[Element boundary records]
## Begin
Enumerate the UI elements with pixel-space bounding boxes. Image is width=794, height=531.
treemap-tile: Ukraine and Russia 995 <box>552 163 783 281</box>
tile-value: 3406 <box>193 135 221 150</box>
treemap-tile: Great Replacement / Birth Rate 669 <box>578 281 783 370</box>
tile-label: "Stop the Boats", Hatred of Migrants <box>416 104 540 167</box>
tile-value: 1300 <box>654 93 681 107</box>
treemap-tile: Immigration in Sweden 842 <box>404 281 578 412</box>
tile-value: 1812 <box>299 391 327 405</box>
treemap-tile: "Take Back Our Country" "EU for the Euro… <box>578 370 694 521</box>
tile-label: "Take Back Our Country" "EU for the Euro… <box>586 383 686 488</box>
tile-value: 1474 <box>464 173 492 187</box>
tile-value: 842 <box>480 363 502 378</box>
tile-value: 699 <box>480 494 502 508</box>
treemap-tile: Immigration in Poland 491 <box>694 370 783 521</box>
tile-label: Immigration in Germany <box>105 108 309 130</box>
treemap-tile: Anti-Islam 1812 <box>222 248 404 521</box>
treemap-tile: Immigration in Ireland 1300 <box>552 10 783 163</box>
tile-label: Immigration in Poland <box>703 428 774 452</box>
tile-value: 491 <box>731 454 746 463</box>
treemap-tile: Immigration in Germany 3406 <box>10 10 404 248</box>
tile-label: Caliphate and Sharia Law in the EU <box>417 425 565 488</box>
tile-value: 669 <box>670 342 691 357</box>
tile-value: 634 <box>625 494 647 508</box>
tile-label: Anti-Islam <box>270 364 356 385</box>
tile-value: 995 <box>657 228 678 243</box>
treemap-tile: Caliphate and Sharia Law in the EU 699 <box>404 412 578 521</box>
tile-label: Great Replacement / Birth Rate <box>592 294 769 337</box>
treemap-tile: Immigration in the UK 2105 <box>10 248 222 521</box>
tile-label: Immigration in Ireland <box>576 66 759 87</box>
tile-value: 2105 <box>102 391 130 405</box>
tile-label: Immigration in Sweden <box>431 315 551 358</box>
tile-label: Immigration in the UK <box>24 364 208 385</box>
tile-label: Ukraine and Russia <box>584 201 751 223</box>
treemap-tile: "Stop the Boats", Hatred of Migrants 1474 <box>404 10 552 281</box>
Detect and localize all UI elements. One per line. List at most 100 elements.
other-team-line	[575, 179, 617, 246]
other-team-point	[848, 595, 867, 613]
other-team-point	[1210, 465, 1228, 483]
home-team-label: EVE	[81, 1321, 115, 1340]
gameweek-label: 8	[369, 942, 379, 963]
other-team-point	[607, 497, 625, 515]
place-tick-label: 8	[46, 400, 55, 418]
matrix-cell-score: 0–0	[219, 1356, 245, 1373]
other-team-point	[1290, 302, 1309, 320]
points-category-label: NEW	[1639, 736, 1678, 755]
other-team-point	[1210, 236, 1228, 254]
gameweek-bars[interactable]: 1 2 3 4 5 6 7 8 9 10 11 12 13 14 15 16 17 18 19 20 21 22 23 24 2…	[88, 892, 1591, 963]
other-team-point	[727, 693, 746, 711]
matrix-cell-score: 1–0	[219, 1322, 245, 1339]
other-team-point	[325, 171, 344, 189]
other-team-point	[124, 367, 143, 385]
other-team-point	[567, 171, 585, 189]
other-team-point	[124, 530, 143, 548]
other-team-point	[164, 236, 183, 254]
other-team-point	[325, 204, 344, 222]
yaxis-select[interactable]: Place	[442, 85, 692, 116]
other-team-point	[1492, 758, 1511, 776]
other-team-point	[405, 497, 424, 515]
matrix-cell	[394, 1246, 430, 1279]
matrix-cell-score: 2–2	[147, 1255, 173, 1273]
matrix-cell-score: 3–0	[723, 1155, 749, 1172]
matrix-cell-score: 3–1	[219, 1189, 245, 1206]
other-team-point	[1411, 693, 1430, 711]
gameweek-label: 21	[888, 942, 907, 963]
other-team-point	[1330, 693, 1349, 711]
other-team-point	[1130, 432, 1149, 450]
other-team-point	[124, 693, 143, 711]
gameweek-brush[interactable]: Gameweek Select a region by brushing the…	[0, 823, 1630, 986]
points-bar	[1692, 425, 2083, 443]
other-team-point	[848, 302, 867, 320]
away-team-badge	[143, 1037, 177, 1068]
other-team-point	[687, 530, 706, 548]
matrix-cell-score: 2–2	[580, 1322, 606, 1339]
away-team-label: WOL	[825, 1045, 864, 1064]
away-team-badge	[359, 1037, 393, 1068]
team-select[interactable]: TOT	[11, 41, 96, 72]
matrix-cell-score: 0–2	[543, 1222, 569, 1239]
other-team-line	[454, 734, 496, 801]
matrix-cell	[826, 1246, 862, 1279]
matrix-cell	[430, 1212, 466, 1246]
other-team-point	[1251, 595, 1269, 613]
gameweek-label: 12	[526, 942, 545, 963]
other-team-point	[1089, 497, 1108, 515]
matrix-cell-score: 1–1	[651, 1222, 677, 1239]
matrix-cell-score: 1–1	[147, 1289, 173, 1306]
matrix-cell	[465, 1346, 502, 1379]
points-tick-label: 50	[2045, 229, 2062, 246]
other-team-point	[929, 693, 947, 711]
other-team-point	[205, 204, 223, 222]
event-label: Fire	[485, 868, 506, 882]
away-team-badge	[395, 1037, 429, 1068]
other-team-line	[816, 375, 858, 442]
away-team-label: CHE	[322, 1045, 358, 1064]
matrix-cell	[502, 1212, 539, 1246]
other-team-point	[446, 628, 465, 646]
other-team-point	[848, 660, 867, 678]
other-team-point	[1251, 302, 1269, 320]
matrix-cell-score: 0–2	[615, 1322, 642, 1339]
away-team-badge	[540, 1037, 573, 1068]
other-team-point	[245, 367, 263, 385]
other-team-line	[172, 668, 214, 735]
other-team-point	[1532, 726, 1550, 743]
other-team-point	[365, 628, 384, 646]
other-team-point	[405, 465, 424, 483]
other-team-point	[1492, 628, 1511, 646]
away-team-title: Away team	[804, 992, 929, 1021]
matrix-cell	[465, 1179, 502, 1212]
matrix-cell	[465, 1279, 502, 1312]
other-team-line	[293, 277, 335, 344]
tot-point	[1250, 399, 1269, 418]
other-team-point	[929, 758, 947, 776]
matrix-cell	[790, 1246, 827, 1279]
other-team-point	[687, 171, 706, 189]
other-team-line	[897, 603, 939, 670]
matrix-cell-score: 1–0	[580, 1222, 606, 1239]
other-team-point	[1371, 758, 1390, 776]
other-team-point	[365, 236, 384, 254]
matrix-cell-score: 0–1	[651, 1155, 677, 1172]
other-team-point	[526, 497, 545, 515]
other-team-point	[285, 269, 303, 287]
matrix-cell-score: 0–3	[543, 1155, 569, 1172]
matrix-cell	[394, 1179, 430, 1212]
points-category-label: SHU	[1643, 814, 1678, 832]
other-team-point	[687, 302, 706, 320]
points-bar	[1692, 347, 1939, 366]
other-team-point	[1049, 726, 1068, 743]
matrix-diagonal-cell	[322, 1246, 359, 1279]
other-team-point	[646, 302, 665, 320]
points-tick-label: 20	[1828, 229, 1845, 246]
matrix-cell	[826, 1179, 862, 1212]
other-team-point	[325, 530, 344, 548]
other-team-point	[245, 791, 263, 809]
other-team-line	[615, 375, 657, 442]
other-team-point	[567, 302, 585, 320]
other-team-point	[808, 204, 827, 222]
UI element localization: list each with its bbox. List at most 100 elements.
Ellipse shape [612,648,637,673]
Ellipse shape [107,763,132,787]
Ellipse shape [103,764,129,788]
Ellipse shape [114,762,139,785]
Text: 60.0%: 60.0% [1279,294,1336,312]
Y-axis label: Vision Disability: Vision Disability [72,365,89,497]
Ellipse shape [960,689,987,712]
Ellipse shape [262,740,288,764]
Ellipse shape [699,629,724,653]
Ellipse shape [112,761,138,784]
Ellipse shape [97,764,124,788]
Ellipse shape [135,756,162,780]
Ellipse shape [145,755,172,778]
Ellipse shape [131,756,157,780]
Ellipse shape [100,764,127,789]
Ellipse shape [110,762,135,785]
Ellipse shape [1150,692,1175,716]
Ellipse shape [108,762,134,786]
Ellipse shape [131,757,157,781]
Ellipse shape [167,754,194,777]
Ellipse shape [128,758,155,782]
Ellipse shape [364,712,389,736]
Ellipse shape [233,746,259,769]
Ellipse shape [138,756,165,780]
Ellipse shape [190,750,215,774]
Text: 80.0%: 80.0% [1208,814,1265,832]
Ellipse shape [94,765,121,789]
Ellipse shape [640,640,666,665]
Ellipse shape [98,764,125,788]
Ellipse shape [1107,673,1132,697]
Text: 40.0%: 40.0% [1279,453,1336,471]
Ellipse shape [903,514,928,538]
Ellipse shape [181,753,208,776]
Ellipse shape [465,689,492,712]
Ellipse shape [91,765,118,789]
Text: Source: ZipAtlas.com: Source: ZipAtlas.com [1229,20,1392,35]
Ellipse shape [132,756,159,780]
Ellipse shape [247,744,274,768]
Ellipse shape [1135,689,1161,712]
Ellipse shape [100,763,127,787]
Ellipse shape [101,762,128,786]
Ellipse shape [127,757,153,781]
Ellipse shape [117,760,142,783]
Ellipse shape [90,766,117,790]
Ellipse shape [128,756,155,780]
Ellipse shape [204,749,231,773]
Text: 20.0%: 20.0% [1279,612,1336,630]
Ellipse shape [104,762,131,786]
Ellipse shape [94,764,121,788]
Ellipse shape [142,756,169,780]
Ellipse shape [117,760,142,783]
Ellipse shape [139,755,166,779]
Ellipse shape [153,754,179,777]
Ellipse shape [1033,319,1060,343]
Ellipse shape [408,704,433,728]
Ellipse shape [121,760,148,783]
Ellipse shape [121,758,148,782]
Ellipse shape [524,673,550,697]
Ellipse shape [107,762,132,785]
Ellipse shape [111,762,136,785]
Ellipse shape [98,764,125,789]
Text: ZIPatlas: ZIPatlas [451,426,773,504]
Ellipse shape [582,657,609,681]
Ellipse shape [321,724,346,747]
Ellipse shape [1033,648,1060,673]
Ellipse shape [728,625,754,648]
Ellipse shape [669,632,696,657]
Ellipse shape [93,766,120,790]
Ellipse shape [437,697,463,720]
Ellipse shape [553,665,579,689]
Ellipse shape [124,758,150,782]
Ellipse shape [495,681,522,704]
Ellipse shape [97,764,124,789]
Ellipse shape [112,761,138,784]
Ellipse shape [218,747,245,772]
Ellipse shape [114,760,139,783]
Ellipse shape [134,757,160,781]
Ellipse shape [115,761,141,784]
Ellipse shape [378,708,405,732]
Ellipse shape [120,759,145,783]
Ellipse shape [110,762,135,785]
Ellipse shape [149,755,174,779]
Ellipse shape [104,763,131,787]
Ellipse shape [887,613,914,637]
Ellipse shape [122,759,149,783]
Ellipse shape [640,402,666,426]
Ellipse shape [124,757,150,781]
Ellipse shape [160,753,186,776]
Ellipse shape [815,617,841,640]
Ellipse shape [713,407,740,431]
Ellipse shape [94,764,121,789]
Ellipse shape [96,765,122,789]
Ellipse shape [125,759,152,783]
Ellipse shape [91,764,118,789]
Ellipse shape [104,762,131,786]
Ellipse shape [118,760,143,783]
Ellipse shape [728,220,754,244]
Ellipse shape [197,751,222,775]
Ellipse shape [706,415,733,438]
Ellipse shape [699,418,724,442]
## End
Repeat the records above word for word. Start at their first line and stop after the line that contains "tile-value: 634 <box>625 494 647 508</box>".

- **RESULT BELOW**:
Enumerate the UI elements with pixel-space bounding boxes. Image is width=794, height=531.
treemap-tile: Ukraine and Russia 995 <box>552 163 783 281</box>
tile-value: 3406 <box>193 135 221 150</box>
treemap-tile: Great Replacement / Birth Rate 669 <box>578 281 783 370</box>
tile-label: "Stop the Boats", Hatred of Migrants <box>416 104 540 167</box>
tile-value: 1300 <box>654 93 681 107</box>
treemap-tile: Immigration in Sweden 842 <box>404 281 578 412</box>
tile-value: 1812 <box>299 391 327 405</box>
treemap-tile: "Take Back Our Country" "EU for the Euro… <box>578 370 694 521</box>
tile-label: "Take Back Our Country" "EU for the Euro… <box>586 383 686 488</box>
tile-value: 1474 <box>464 173 492 187</box>
tile-value: 842 <box>480 363 502 378</box>
tile-value: 699 <box>480 494 502 508</box>
treemap-tile: Immigration in Poland 491 <box>694 370 783 521</box>
tile-label: Immigration in Germany <box>105 108 309 130</box>
treemap-tile: Anti-Islam 1812 <box>222 248 404 521</box>
treemap-tile: Immigration in Ireland 1300 <box>552 10 783 163</box>
tile-label: Immigration in Poland <box>703 428 774 452</box>
tile-value: 491 <box>731 454 746 463</box>
treemap-tile: Immigration in Germany 3406 <box>10 10 404 248</box>
tile-label: Caliphate and Sharia Law in the EU <box>417 425 565 488</box>
tile-value: 669 <box>670 342 691 357</box>
tile-value: 634 <box>625 494 647 508</box>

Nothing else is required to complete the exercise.